- **What this task involves**
Make an exact copy of all the entries, but do not reproduce the pictures.

- **Material to process**

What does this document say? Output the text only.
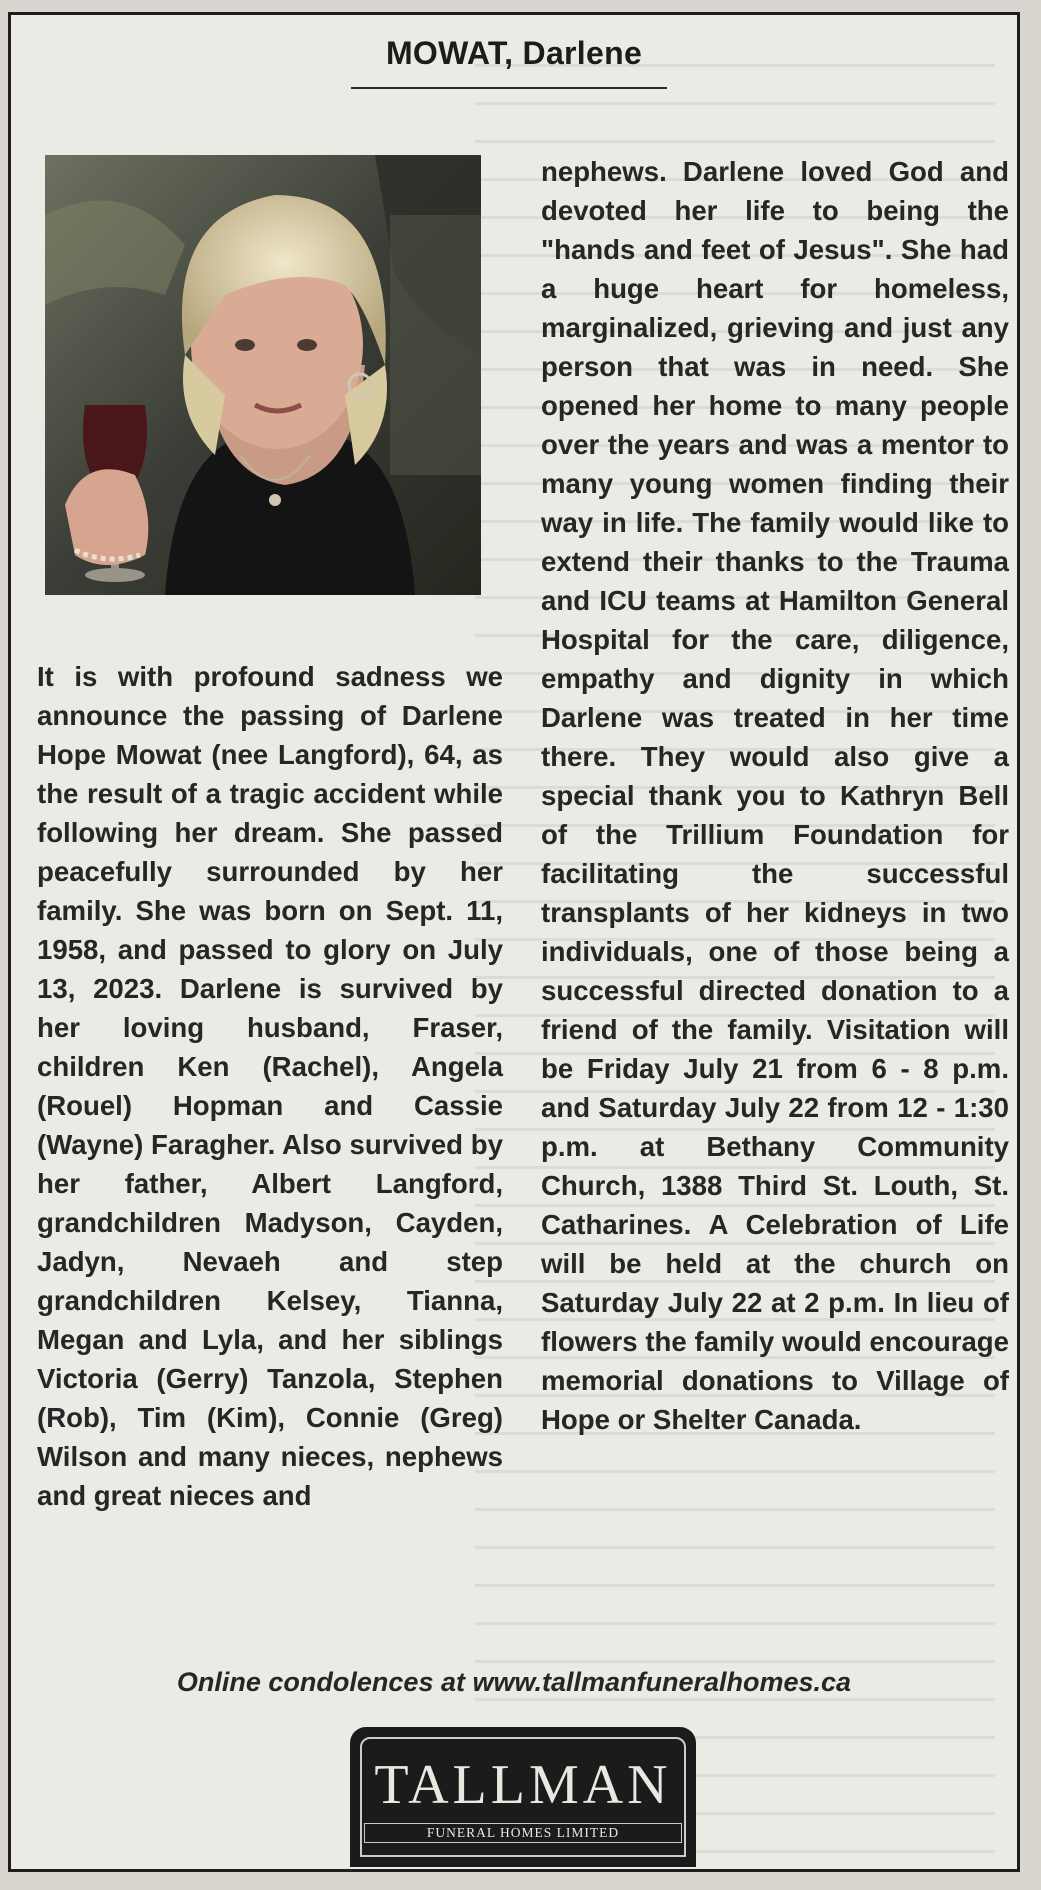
MOWAT, Darlene
nephews. Darlene loved God and devoted her life to being the "hands and feet of Jesus". She had a huge heart for homeless, marginalized, grieving and just any person that was in need. She opened her home to many people over the years and was a mentor to many young women finding their way in life. The family would like to extend their thanks to the Trauma and ICU teams at Hamilton General Hospital for the care, diligence, empathy and dignity in which Darlene was treated in her time there. They would also give a special thank you to Kathryn Bell of the Trillium Foundation for facilitating the successful transplants of her kidneys in two individuals, one of those being a successful directed donation to a friend of the family. Visitation will be Friday July 21 from 6 - 8 p.m. and Saturday July 22 from 12 - 1:30 p.m. at Bethany Community Church, 1388 Third St. Louth, St. Catharines. A Celebration of Life will be held at the church on Saturday July 22 at 2 p.m. In lieu of flowers the family would encourage memorial donations to Village of Hope or Shelter Canada.
It is with profound sadness we announce the passing of Darlene Hope Mowat (nee Langford), 64, as the result of a tragic accident while following her dream. She passed peacefully surrounded by her family. She was born on Sept. 11, 1958, and passed to glory on July 13, 2023. Darlene is survived by her loving husband, Fraser, children Ken (Rachel), Angela (Rouel) Hopman and Cassie (Wayne) Faragher. Also survived by her father, Albert Langford, grandchildren Madyson, Cayden, Jadyn, Nevaeh and step grandchildren Kelsey, Tianna, Megan and Lyla, and her siblings Victoria (Gerry) Tanzola, Stephen (Rob), Tim (Kim), Connie (Greg) Wilson and many nieces, nephews and great nieces and
Online condolences at www.tallmanfuneralhomes.ca
TALLMAN
FUNERAL HOMES LIMITED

- **Output for this exercise**
What does this document say? Output the text only.
MOWAT, Darlene
nephews. Darlene loved God and devoted her life to being the "hands and feet of Jesus". She had a huge heart for homeless, marginalized, grieving and just any person that was in need. She opened her home to many people over the years and was a mentor to many young women finding their way in life. The family would like to extend their thanks to the Trauma and ICU teams at Hamilton General Hospital for the care, diligence, empathy and dignity in which Darlene was treated in her time there. They would also give a special thank you to Kathryn Bell of the Trillium Foundation for facilitating the successful transplants of her kidneys in two individuals, one of those being a successful directed donation to a friend of the family. Visitation will be Friday July 21 from 6 - 8 p.m. and Saturday July 22 from 12 - 1:30 p.m. at Bethany Community Church, 1388 Third St. Louth, St. Catharines. A Celebration of Life will be held at the church on Saturday July 22 at 2 p.m. In lieu of flowers the family would encourage memorial donations to Village of Hope or Shelter Canada.
It is with profound sadness we announce the passing of Darlene Hope Mowat (nee Langford), 64, as the result of a tragic accident while following her dream. She passed peacefully surrounded by her family. She was born on Sept. 11, 1958, and passed to glory on July 13, 2023. Darlene is survived by her loving husband, Fraser, children Ken (Rachel), Angela (Rouel) Hopman and Cassie (Wayne) Faragher. Also survived by her father, Albert Langford, grandchildren Madyson, Cayden, Jadyn, Nevaeh and step grandchildren Kelsey, Tianna, Megan and Lyla, and her siblings Victoria (Gerry) Tanzola, Stephen (Rob), Tim (Kim), Connie (Greg) Wilson and many nieces, nephews and great nieces and
Online condolences at www.tallmanfuneralhomes.ca
TALLMAN
FUNERAL HOMES LIMITED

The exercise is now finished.